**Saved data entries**
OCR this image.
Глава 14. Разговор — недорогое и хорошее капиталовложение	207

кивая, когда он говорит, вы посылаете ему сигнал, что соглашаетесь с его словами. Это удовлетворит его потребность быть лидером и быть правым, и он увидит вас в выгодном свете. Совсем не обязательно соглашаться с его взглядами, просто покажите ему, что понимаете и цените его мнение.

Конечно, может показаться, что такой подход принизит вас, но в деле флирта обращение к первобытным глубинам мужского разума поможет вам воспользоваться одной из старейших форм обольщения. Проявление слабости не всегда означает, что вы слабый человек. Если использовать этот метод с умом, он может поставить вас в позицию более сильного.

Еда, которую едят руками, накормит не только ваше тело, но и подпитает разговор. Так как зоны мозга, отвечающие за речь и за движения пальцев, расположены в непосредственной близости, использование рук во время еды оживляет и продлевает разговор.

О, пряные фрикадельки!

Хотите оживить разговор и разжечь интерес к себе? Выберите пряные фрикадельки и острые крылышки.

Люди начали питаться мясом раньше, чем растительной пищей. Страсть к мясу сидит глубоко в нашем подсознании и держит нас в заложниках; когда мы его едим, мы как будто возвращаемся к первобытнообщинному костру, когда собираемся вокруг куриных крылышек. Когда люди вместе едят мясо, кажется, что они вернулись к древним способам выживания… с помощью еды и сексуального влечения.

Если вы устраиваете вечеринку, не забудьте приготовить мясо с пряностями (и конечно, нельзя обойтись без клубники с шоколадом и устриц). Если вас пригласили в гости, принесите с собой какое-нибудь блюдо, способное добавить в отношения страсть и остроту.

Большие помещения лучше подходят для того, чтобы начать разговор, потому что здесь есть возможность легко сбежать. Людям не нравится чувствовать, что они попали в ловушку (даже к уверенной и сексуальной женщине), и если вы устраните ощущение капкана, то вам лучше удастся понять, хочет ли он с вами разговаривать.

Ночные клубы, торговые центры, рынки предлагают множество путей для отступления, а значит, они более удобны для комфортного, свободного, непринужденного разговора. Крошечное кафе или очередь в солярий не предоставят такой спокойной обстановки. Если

**PROBLEM**
Write out every line of the data that holds the word "пряные".

**SOLUTION**
О, пряные фрикадельки!
Хотите оживить разговор и разжечь интерес к себе? Выберите пряные фрикадельки и острые крылышки.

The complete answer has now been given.